▸ **Problem statement**: Could you give the data below again, exactly and completely?
Material for the task start
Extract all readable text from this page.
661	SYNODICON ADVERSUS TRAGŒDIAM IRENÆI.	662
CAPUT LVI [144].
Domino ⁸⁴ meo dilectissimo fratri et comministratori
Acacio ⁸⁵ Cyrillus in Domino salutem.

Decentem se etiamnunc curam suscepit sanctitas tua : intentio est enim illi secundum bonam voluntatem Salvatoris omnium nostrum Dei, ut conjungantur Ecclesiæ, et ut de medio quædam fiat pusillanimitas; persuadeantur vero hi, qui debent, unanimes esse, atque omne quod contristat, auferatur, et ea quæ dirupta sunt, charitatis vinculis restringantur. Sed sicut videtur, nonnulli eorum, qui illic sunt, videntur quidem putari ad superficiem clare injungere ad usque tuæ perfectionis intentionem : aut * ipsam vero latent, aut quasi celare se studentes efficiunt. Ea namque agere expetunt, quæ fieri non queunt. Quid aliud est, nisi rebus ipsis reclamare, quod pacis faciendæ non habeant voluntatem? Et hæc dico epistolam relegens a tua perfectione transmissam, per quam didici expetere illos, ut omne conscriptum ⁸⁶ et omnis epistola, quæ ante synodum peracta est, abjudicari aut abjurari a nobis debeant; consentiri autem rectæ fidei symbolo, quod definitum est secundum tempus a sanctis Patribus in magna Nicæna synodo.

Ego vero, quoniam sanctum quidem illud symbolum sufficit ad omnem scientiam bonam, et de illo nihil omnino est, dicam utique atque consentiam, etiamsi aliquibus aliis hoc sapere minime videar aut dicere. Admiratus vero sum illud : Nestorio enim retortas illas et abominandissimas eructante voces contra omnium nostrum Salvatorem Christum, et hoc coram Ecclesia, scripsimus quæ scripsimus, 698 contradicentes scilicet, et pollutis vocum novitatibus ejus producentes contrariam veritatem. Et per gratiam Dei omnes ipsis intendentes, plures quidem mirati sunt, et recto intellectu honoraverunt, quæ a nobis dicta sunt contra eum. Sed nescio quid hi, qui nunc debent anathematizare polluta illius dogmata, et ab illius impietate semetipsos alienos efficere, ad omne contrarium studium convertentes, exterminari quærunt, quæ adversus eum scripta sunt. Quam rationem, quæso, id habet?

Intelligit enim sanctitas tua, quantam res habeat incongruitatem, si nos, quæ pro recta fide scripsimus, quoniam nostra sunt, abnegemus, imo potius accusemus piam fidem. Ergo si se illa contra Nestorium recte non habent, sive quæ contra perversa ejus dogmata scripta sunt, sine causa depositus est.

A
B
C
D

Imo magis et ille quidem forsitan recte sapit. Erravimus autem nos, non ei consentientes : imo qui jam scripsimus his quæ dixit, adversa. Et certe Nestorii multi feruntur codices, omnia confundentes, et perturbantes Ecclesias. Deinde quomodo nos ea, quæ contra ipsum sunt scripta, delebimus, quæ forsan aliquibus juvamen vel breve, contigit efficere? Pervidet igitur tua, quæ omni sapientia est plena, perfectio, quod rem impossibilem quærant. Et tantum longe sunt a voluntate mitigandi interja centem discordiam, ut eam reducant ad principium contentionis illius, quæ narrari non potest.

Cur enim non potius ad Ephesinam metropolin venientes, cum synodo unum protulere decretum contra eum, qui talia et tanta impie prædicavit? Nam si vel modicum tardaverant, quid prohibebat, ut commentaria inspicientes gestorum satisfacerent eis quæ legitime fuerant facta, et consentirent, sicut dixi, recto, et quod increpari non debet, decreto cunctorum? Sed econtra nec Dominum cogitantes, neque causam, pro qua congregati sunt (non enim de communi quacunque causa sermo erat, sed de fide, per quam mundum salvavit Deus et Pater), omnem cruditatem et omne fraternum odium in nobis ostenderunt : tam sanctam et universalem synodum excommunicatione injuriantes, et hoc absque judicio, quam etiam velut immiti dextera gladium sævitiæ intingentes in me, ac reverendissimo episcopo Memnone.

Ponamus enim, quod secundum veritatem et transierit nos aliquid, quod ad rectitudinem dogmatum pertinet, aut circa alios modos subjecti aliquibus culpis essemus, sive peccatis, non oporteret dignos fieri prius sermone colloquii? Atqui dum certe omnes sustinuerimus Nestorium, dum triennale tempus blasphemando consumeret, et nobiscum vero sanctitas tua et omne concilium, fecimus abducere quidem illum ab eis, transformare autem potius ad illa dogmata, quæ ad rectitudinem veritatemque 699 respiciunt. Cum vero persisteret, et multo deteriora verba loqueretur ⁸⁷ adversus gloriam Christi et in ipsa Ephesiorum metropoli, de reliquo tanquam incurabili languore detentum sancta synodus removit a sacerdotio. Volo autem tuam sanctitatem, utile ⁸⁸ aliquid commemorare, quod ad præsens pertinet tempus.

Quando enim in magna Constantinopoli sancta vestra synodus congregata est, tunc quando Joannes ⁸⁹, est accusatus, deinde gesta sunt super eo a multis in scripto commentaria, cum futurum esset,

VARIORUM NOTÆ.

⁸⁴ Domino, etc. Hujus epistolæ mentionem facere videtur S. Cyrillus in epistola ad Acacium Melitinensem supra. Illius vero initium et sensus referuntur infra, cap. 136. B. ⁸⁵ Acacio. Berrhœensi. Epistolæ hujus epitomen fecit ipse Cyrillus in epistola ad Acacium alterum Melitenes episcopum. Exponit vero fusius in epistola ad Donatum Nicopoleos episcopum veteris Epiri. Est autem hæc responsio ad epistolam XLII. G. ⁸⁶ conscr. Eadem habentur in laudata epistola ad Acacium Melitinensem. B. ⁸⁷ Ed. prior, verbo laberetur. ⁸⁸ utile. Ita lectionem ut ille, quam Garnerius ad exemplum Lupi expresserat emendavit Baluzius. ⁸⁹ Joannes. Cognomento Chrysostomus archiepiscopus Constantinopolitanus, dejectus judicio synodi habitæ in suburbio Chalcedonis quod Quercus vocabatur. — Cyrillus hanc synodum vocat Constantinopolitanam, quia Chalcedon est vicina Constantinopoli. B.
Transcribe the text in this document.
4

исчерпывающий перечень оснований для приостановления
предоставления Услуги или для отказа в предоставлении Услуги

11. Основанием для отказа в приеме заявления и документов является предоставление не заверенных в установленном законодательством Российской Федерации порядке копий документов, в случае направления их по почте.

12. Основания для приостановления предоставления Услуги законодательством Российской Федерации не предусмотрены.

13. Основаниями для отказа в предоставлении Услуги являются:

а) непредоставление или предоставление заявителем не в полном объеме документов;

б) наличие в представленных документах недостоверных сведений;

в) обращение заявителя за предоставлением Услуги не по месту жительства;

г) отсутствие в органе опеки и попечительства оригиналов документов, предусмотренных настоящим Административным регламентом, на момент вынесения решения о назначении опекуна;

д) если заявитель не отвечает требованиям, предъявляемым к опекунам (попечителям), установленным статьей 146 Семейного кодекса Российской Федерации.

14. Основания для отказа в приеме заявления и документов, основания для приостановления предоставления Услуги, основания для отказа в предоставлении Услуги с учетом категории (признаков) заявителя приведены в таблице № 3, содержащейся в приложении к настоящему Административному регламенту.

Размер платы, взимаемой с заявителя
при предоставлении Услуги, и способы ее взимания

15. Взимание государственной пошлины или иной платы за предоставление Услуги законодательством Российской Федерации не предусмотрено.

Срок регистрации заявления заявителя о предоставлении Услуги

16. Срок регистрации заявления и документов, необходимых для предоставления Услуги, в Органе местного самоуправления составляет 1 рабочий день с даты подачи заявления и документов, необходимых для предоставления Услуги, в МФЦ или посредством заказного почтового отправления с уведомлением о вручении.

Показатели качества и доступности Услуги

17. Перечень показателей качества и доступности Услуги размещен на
Material for the task end
▸ **Correct answer**:
Extract all readable text from this page.
661	SYNODICON ADVERSUS TRAGŒDIAM IRENÆI.	662
CAPUT LVI [144].
Domino ⁸⁴ meo dilectissimo fratri et comministratori
Acacio ⁸⁵ Cyrillus in Domino salutem.

Decentem se etiamnunc curam suscepit sanctitas tua : intentio est enim illi secundum bonam voluntatem Salvatoris omnium nostrum Dei, ut conjungantur Ecclesiæ, et ut de medio quædam fiat pusillanimitas; persuadeantur vero hi, qui debent, unanimes esse, atque omne quod contristat, auferatur, et ea quæ dirupta sunt, charitatis vinculis restringantur. Sed sicut videtur, nonnulli eorum, qui illic sunt, videntur quidem putari ad superficiem clare injungere ad usque tuæ perfectionis intentionem : aut * ipsam vero latent, aut quasi celare se studentes efficiunt. Ea namque agere expetunt, quæ fieri non queunt. Quid aliud est, nisi rebus ipsis reclamare, quod pacis faciendæ non habeant voluntatem? Et hæc dico epistolam relegens a tua perfectione transmissam, per quam didici expetere illos, ut omne conscriptum ⁸⁶ et omnis epistola, quæ ante synodum peracta est, abjudicari aut abjurari a nobis debeant; consentiri autem rectæ fidei symbolo, quod definitum est secundum tempus a sanctis Patribus in magna Nicæna synodo.

Ego vero, quoniam sanctum quidem illud symbolum sufficit ad omnem scientiam bonam, et de illo nihil omnino est, dicam utique atque consentiam, etiamsi aliquibus aliis hoc sapere minime videar aut dicere. Admiratus vero sum illud : Nestorio enim retortas illas et abominandissimas eructante voces contra omnium nostrum Salvatorem Christum, et hoc coram Ecclesia, scripsimus quæ scripsimus, 698 contradicentes scilicet, et pollutis vocum novitatibus ejus producentes contrariam veritatem. Et per gratiam Dei omnes ipsis intendentes, plures quidem mirati sunt, et recto intellectu honoraverunt, quæ a nobis dicta sunt contra eum. Sed nescio quid hi, qui nunc debent anathematizare polluta illius dogmata, et ab illius impietate semetipsos alienos efficere, ad omne contrarium studium convertentes, exterminari quærunt, quæ adversus eum scripta sunt. Quam rationem, quæso, id habet?

Intelligit enim sanctitas tua, quantam res habeat incongruitatem, si nos, quæ pro recta fide scripsimus, quoniam nostra sunt, abnegemus, imo potius accusemus piam fidem. Ergo si se illa contra Nestorium recte non habent, sive quæ contra perversa ejus dogmata scripta sunt, sine causa depositus est.

A
B
C
D

Imo magis et ille quidem forsitan recte sapit. Erravimus autem nos, non ei consentientes : imo qui jam scripsimus his quæ dixit, adversa. Et certe Nestorii multi feruntur codices, omnia confundentes, et perturbantes Ecclesias. Deinde quomodo nos ea, quæ contra ipsum sunt scripta, delebimus, quæ forsan aliquibus juvamen vel breve, contigit efficere? Pervidet igitur tua, quæ omni sapientia est plena, perfectio, quod rem impossibilem quærant. Et tantum longe sunt a voluntate mitigandi interja centem discordiam, ut eam reducant ad principium contentionis illius, quæ narrari non potest.

Cur enim non potius ad Ephesinam metropolin venientes, cum synodo unum protulere decretum contra eum, qui talia et tanta impie prædicavit? Nam si vel modicum tardaverant, quid prohibebat, ut commentaria inspicientes gestorum satisfacerent eis quæ legitime fuerant facta, et consentirent, sicut dixi, recto, et quod increpari non debet, decreto cunctorum? Sed econtra nec Dominum cogitantes, neque causam, pro qua congregati sunt (non enim de communi quacunque causa sermo erat, sed de fide, per quam mundum salvavit Deus et Pater), omnem cruditatem et omne fraternum odium in nobis ostenderunt : tam sanctam et universalem synodum excommunicatione injuriantes, et hoc absque judicio, quam etiam velut immiti dextera gladium sævitiæ intingentes in me, ac reverendissimo episcopo Memnone.

Ponamus enim, quod secundum veritatem et transierit nos aliquid, quod ad rectitudinem dogmatum pertinet, aut circa alios modos subjecti aliquibus culpis essemus, sive peccatis, non oporteret dignos fieri prius sermone colloquii? Atqui dum certe omnes sustinuerimus Nestorium, dum triennale tempus blasphemando consumeret, et nobiscum vero sanctitas tua et omne concilium, fecimus abducere quidem illum ab eis, transformare autem potius ad illa dogmata, quæ ad rectitudinem veritatemque 699 respiciunt. Cum vero persisteret, et multo deteriora verba loqueretur ⁸⁷ adversus gloriam Christi et in ipsa Ephesiorum metropoli, de reliquo tanquam incurabili languore detentum sancta synodus removit a sacerdotio. Volo autem tuam sanctitatem, utile ⁸⁸ aliquid commemorare, quod ad præsens pertinet tempus.

Quando enim in magna Constantinopoli sancta vestra synodus congregata est, tunc quando Joannes ⁸⁹, est accusatus, deinde gesta sunt super eo a multis in scripto commentaria, cum futurum esset,

VARIORUM NOTÆ.

⁸⁴ Domino, etc. Hujus epistolæ mentionem facere videtur S. Cyrillus in epistola ad Acacium Melitinensem supra. Illius vero initium et sensus referuntur infra, cap. 136. B. ⁸⁵ Acacio. Berrhœensi. Epistolæ hujus epitomen fecit ipse Cyrillus in epistola ad Acacium alterum Melitenes episcopum. Exponit vero fusius in epistola ad Donatum Nicopoleos episcopum veteris Epiri. Est autem hæc responsio ad epistolam XLII. G. ⁸⁶ conscr. Eadem habentur in laudata epistola ad Acacium Melitinensem. B. ⁸⁷ Ed. prior, verbo laberetur. ⁸⁸ utile. Ita lectionem ut ille, quam Garnerius ad exemplum Lupi expresserat emendavit Baluzius. ⁸⁹ Joannes. Cognomento Chrysostomus archiepiscopus Constantinopolitanus, dejectus judicio synodi habitæ in suburbio Chalcedonis quod Quercus vocabatur. — Cyrillus hanc synodum vocat Constantinopolitanam, quia Chalcedon est vicina Constantinopoli. B.
Transcribe the text in this document.
4

исчерпывающий перечень оснований для приостановления
предоставления Услуги или для отказа в предоставлении Услуги

11. Основанием для отказа в приеме заявления и документов является предоставление не заверенных в установленном законодательством Российской Федерации порядке копий документов, в случае направления их по почте.

12. Основания для приостановления предоставления Услуги законодательством Российской Федерации не предусмотрены.

13. Основаниями для отказа в предоставлении Услуги являются:

а) непредоставление или предоставление заявителем не в полном объеме документов;

б) наличие в представленных документах недостоверных сведений;

в) обращение заявителя за предоставлением Услуги не по месту жительства;

г) отсутствие в органе опеки и попечительства оригиналов документов, предусмотренных настоящим Административным регламентом, на момент вынесения решения о назначении опекуна;

д) если заявитель не отвечает требованиям, предъявляемым к опекунам (попечителям), установленным статьей 146 Семейного кодекса Российской Федерации.

14. Основания для отказа в приеме заявления и документов, основания для приостановления предоставления Услуги, основания для отказа в предоставлении Услуги с учетом категории (признаков) заявителя приведены в таблице № 3, содержащейся в приложении к настоящему Административному регламенту.

Размер платы, взимаемой с заявителя
при предоставлении Услуги, и способы ее взимания

15. Взимание государственной пошлины или иной платы за предоставление Услуги законодательством Российской Федерации не предусмотрено.

Срок регистрации заявления заявителя о предоставлении Услуги

16. Срок регистрации заявления и документов, необходимых для предоставления Услуги, в Органе местного самоуправления составляет 1 рабочий день с даты подачи заявления и документов, необходимых для предоставления Услуги, в МФЦ или посредством заказного почтового отправления с уведомлением о вручении.

Показатели качества и доступности Услуги

17. Перечень показателей качества и доступности Услуги размещен на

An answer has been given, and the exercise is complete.